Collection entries

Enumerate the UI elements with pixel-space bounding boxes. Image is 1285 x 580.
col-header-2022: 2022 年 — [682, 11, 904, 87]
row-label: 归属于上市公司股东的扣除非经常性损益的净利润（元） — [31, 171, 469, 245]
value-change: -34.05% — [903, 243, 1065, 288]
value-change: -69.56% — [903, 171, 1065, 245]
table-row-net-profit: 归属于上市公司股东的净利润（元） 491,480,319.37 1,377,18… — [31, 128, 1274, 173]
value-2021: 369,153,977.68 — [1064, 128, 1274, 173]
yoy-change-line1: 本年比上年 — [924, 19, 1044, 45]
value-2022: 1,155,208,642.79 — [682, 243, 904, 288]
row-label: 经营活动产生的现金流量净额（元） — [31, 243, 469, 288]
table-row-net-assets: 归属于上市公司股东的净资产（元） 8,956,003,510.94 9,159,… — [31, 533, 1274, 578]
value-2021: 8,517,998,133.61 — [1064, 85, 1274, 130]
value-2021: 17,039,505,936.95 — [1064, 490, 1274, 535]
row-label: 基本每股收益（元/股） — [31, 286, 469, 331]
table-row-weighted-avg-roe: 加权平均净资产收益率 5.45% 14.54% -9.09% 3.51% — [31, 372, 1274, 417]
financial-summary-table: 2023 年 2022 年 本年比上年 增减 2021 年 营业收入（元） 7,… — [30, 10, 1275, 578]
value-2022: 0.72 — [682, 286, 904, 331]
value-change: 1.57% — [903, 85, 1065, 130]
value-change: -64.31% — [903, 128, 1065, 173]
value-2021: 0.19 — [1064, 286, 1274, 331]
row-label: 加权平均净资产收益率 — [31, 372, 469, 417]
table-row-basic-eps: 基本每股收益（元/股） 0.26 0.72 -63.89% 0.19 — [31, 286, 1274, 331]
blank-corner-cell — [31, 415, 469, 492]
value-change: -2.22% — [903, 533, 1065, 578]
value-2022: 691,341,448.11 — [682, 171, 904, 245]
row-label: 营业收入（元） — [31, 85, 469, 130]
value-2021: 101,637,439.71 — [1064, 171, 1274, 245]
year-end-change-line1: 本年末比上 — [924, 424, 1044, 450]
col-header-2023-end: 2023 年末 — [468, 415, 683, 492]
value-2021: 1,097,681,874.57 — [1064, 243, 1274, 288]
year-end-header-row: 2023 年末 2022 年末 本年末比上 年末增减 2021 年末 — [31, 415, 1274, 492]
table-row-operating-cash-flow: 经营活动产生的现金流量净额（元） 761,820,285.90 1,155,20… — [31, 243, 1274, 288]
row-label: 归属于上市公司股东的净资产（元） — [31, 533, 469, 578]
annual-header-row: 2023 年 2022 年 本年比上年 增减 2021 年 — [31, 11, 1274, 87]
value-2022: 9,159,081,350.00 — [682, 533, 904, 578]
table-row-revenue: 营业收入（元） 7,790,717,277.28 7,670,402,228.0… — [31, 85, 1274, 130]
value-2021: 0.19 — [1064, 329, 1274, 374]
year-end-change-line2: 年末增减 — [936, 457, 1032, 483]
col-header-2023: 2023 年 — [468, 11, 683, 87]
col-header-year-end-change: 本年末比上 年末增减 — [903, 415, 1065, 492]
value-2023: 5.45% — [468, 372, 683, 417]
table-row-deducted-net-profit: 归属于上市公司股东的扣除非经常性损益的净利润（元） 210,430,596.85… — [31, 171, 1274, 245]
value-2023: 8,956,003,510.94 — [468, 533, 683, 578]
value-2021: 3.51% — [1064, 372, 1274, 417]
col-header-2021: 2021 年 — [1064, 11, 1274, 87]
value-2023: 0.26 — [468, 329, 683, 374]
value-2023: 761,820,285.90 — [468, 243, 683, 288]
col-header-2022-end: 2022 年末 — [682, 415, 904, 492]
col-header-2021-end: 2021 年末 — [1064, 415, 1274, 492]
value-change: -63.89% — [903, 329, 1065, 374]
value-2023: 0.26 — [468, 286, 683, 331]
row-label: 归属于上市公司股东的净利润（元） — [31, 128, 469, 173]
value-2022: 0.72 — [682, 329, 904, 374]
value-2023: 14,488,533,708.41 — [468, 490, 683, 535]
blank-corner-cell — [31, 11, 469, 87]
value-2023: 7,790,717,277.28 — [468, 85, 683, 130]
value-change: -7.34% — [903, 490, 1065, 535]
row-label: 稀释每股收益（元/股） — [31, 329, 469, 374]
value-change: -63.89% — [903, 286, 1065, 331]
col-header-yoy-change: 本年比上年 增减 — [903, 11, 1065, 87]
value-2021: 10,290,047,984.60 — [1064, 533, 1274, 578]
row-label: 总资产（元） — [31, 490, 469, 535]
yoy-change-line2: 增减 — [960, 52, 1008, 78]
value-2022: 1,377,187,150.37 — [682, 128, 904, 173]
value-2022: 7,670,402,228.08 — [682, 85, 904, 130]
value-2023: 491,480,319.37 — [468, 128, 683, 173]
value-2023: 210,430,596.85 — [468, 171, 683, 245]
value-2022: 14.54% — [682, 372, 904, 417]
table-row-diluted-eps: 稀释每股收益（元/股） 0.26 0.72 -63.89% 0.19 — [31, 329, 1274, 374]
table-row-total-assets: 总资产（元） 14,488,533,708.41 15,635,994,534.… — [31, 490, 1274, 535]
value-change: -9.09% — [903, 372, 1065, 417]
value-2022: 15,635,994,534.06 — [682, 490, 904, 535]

» REQUIRED TASK:
Rewrite the lines above, swapping "row-label" for "row-title" and leaving everything else as it is.

» ANSWER TO THE PROBLEM:
Enumerate the UI elements with pixel-space bounding boxes. Image is 1285 x 580.
col-header-2022: 2022 年 — [682, 11, 904, 87]
row-title: 归属于上市公司股东的扣除非经常性损益的净利润（元） — [31, 171, 469, 245]
value-change: -34.05% — [903, 243, 1065, 288]
value-change: -69.56% — [903, 171, 1065, 245]
table-row-net-profit: 归属于上市公司股东的净利润（元） 491,480,319.37 1,377,18… — [31, 128, 1274, 173]
value-2021: 369,153,977.68 — [1064, 128, 1274, 173]
yoy-change-line1: 本年比上年 — [924, 19, 1044, 45]
value-2022: 1,155,208,642.79 — [682, 243, 904, 288]
row-title: 经营活动产生的现金流量净额（元） — [31, 243, 469, 288]
table-row-net-assets: 归属于上市公司股东的净资产（元） 8,956,003,510.94 9,159,… — [31, 533, 1274, 578]
value-2021: 8,517,998,133.61 — [1064, 85, 1274, 130]
value-2021: 17,039,505,936.95 — [1064, 490, 1274, 535]
row-title: 基本每股收益（元/股） — [31, 286, 469, 331]
table-row-weighted-avg-roe: 加权平均净资产收益率 5.45% 14.54% -9.09% 3.51% — [31, 372, 1274, 417]
financial-summary-table: 2023 年 2022 年 本年比上年 增减 2021 年 营业收入（元） 7,… — [30, 10, 1275, 578]
value-2022: 0.72 — [682, 286, 904, 331]
value-change: 1.57% — [903, 85, 1065, 130]
value-change: -64.31% — [903, 128, 1065, 173]
value-2021: 0.19 — [1064, 286, 1274, 331]
row-title: 加权平均净资产收益率 — [31, 372, 469, 417]
table-row-basic-eps: 基本每股收益（元/股） 0.26 0.72 -63.89% 0.19 — [31, 286, 1274, 331]
blank-corner-cell — [31, 415, 469, 492]
value-change: -2.22% — [903, 533, 1065, 578]
value-2022: 691,341,448.11 — [682, 171, 904, 245]
row-title: 营业收入（元） — [31, 85, 469, 130]
value-2021: 101,637,439.71 — [1064, 171, 1274, 245]
year-end-change-line1: 本年末比上 — [924, 424, 1044, 450]
col-header-2023-end: 2023 年末 — [468, 415, 683, 492]
value-2021: 1,097,681,874.57 — [1064, 243, 1274, 288]
year-end-header-row: 2023 年末 2022 年末 本年末比上 年末增减 2021 年末 — [31, 415, 1274, 492]
table-row-operating-cash-flow: 经营活动产生的现金流量净额（元） 761,820,285.90 1,155,20… — [31, 243, 1274, 288]
row-title: 归属于上市公司股东的净资产（元） — [31, 533, 469, 578]
annual-header-row: 2023 年 2022 年 本年比上年 增减 2021 年 — [31, 11, 1274, 87]
value-2022: 9,159,081,350.00 — [682, 533, 904, 578]
table-row-revenue: 营业收入（元） 7,790,717,277.28 7,670,402,228.0… — [31, 85, 1274, 130]
value-2021: 0.19 — [1064, 329, 1274, 374]
year-end-change-line2: 年末增减 — [936, 457, 1032, 483]
col-header-2023: 2023 年 — [468, 11, 683, 87]
col-header-year-end-change: 本年末比上 年末增减 — [903, 415, 1065, 492]
value-2023: 5.45% — [468, 372, 683, 417]
table-row-deducted-net-profit: 归属于上市公司股东的扣除非经常性损益的净利润（元） 210,430,596.85… — [31, 171, 1274, 245]
value-2023: 8,956,003,510.94 — [468, 533, 683, 578]
value-2021: 3.51% — [1064, 372, 1274, 417]
col-header-2021: 2021 年 — [1064, 11, 1274, 87]
value-2023: 0.26 — [468, 329, 683, 374]
value-2023: 761,820,285.90 — [468, 243, 683, 288]
col-header-2022-end: 2022 年末 — [682, 415, 904, 492]
col-header-2021-end: 2021 年末 — [1064, 415, 1274, 492]
value-change: -63.89% — [903, 329, 1065, 374]
value-2023: 0.26 — [468, 286, 683, 331]
row-title: 归属于上市公司股东的净利润（元） — [31, 128, 469, 173]
value-2022: 0.72 — [682, 329, 904, 374]
value-2023: 14,488,533,708.41 — [468, 490, 683, 535]
blank-corner-cell — [31, 11, 469, 87]
value-2023: 7,790,717,277.28 — [468, 85, 683, 130]
value-change: -7.34% — [903, 490, 1065, 535]
row-title: 稀释每股收益（元/股） — [31, 329, 469, 374]
value-change: -63.89% — [903, 286, 1065, 331]
col-header-yoy-change: 本年比上年 增减 — [903, 11, 1065, 87]
value-2021: 10,290,047,984.60 — [1064, 533, 1274, 578]
row-title: 总资产（元） — [31, 490, 469, 535]
yoy-change-line2: 增减 — [960, 52, 1008, 78]
value-2022: 1,377,187,150.37 — [682, 128, 904, 173]
value-2022: 7,670,402,228.08 — [682, 85, 904, 130]
value-2023: 491,480,319.37 — [468, 128, 683, 173]
value-2023: 210,430,596.85 — [468, 171, 683, 245]
value-2022: 14.54% — [682, 372, 904, 417]
table-row-diluted-eps: 稀释每股收益（元/股） 0.26 0.72 -63.89% 0.19 — [31, 329, 1274, 374]
table-row-total-assets: 总资产（元） 14,488,533,708.41 15,635,994,534.… — [31, 490, 1274, 535]
value-change: -9.09% — [903, 372, 1065, 417]
value-2022: 15,635,994,534.06 — [682, 490, 904, 535]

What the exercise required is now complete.